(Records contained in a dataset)

****************************************

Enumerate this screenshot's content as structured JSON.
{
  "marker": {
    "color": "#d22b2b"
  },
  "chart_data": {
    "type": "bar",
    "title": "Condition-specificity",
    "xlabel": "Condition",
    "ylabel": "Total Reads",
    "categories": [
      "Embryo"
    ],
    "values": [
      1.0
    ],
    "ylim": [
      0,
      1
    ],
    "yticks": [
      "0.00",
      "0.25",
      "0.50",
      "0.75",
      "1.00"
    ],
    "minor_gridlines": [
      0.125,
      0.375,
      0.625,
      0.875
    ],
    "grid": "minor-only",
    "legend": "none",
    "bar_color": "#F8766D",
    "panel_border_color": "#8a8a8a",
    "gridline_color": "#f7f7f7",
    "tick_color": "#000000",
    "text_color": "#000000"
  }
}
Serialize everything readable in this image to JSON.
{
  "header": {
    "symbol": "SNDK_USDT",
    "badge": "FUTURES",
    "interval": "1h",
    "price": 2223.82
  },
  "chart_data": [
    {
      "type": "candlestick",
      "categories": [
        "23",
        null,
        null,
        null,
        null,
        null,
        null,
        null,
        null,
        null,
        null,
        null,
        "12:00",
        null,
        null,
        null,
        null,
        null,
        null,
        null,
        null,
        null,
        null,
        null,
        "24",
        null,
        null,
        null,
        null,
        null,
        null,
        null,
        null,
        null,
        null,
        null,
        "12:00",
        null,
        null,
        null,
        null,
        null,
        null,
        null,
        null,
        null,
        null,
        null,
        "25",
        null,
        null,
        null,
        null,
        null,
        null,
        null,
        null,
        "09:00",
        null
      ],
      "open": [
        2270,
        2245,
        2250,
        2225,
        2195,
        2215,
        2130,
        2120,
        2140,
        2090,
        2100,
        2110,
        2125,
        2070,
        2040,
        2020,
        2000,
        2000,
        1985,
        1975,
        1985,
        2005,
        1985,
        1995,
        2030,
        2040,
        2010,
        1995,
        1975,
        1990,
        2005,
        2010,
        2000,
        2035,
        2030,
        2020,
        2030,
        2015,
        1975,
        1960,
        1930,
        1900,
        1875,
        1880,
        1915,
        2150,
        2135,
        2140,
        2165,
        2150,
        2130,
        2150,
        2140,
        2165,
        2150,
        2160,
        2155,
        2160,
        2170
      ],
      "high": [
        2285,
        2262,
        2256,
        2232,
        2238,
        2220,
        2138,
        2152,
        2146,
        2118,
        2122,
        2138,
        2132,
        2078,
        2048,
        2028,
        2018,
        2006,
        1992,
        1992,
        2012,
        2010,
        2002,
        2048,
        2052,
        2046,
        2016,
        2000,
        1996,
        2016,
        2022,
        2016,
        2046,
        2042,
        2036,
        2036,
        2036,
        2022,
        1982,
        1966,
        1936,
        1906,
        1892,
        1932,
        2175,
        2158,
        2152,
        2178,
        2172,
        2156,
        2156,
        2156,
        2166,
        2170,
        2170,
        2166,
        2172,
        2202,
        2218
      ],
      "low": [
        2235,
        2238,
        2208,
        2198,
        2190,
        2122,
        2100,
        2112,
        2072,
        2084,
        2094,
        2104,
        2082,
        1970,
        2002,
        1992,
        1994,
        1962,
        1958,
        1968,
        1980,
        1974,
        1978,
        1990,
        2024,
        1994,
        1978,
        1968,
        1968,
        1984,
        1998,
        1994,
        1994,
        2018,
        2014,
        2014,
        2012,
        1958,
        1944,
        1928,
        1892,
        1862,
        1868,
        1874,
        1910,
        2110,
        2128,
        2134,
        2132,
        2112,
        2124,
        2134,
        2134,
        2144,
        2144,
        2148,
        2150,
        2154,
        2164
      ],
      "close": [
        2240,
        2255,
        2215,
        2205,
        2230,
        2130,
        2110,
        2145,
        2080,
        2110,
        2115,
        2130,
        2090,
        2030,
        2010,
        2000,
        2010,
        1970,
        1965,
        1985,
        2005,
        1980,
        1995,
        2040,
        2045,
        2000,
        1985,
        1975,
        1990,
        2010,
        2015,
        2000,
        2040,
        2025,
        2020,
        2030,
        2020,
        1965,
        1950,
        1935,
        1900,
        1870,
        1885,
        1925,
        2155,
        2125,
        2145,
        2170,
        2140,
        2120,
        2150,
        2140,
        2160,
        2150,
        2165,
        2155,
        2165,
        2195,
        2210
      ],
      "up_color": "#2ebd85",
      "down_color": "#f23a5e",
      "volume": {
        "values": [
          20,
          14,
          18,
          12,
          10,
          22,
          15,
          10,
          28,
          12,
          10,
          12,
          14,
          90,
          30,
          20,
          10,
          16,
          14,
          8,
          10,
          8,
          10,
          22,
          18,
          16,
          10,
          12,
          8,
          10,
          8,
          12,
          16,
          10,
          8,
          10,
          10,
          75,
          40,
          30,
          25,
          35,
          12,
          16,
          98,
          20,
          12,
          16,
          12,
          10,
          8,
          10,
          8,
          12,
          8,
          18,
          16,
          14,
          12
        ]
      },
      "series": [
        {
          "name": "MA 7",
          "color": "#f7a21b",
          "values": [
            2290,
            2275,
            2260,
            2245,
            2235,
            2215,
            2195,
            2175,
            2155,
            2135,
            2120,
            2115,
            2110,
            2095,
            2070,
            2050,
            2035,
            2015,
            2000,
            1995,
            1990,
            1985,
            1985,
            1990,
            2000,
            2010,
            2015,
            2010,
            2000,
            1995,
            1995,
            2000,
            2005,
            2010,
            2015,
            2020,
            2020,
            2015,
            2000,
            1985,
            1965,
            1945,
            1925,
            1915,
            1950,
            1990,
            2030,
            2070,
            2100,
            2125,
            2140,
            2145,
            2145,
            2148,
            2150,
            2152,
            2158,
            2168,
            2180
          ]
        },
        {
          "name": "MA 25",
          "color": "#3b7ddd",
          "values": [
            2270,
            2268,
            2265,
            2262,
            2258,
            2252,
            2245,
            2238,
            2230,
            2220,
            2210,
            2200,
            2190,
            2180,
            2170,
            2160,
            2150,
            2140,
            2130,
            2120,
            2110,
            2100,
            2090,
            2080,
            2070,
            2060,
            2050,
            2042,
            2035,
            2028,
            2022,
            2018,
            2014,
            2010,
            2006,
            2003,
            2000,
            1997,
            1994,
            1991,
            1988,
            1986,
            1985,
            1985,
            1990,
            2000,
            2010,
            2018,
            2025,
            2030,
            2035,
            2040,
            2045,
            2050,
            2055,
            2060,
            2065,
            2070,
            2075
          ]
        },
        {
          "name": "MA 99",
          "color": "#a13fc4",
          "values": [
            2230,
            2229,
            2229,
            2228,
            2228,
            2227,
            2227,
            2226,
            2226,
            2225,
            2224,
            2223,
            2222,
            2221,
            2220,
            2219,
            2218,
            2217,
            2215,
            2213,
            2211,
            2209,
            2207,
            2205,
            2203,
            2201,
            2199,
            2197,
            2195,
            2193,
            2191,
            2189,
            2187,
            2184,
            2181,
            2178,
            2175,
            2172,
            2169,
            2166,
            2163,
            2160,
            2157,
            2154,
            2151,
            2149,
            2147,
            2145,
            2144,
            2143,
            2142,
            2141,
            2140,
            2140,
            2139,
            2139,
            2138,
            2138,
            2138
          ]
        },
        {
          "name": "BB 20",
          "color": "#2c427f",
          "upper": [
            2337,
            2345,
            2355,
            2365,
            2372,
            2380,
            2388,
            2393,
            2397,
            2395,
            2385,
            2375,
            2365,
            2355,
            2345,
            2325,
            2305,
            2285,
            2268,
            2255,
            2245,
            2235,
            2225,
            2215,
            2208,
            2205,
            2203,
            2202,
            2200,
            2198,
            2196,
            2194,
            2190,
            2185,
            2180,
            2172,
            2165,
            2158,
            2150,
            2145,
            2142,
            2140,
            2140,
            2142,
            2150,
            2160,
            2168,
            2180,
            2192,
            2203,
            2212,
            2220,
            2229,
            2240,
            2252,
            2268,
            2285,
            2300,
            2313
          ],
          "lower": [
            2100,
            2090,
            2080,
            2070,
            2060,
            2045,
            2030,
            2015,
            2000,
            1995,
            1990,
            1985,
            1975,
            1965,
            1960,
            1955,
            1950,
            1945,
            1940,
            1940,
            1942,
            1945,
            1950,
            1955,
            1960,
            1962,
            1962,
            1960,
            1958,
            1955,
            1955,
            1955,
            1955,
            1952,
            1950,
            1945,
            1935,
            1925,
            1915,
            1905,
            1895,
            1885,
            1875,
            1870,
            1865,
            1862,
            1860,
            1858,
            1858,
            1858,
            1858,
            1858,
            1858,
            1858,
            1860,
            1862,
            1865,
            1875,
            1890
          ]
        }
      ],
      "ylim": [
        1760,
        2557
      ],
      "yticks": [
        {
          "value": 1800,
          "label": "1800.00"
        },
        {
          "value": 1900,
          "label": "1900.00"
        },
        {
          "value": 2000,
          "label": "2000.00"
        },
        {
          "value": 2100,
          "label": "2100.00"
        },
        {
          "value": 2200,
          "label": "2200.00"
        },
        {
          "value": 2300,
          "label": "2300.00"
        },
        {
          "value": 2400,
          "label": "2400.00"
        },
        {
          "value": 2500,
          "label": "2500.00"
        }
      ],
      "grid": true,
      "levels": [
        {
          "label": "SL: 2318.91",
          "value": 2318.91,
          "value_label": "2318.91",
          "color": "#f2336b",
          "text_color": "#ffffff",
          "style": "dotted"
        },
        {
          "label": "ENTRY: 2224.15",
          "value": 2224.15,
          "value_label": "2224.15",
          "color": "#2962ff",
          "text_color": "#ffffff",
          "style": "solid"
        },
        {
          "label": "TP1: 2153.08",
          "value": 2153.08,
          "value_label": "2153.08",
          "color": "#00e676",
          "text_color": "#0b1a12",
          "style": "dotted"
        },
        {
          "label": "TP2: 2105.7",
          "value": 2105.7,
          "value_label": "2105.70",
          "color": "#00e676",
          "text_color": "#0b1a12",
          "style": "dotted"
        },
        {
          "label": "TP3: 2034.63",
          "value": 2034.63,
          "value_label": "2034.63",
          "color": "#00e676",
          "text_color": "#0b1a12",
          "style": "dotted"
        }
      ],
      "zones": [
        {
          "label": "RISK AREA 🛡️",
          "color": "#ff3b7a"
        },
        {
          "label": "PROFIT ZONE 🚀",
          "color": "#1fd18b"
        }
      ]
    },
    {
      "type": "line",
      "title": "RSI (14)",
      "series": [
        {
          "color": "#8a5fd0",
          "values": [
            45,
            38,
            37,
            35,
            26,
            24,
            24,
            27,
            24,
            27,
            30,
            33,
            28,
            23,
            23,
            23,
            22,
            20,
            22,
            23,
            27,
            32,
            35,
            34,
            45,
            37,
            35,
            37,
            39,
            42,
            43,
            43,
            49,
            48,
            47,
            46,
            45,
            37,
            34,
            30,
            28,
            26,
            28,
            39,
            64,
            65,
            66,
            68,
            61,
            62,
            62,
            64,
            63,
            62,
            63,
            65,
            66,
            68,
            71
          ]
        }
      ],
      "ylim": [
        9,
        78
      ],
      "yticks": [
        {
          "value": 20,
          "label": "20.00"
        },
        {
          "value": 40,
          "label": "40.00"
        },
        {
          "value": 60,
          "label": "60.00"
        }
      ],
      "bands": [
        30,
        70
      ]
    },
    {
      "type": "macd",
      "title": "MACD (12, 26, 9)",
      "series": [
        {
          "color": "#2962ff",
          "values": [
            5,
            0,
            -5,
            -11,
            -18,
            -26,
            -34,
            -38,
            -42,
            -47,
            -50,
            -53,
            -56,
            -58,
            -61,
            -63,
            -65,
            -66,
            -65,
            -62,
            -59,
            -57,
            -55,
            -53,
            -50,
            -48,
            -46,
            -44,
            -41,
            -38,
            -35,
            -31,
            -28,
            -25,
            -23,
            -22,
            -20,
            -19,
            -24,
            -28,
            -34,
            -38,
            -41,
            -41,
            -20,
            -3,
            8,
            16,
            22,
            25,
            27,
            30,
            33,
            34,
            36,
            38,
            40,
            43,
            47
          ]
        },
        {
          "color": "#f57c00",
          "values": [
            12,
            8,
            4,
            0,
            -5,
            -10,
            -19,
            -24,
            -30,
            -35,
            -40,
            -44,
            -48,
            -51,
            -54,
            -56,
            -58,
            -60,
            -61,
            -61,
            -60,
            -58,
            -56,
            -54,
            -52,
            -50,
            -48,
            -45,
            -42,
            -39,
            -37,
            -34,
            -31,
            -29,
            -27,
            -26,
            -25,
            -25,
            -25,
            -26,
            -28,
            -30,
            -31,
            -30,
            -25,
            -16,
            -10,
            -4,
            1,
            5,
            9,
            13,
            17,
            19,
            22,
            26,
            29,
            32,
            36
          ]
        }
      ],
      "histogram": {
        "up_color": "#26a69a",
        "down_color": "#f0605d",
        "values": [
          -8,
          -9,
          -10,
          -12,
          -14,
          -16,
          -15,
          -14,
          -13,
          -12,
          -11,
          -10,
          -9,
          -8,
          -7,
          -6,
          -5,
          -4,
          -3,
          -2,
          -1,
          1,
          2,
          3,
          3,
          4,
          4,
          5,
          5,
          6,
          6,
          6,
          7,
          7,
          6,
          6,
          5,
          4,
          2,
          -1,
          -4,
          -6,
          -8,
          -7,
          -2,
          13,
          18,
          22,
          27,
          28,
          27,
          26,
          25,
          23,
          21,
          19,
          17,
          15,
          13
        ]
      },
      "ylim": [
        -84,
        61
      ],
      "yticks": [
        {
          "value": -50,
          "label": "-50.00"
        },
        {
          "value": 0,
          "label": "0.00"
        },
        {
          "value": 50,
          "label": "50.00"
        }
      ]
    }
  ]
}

****************************************

### EXERCISE DESCRIPTION
Gather up every line from the listing above in which the word "this" occurs.

### ANSWER BELOW
Enumerate this screenshot's content as structured JSON.
Serialize everything readable in this image to JSON.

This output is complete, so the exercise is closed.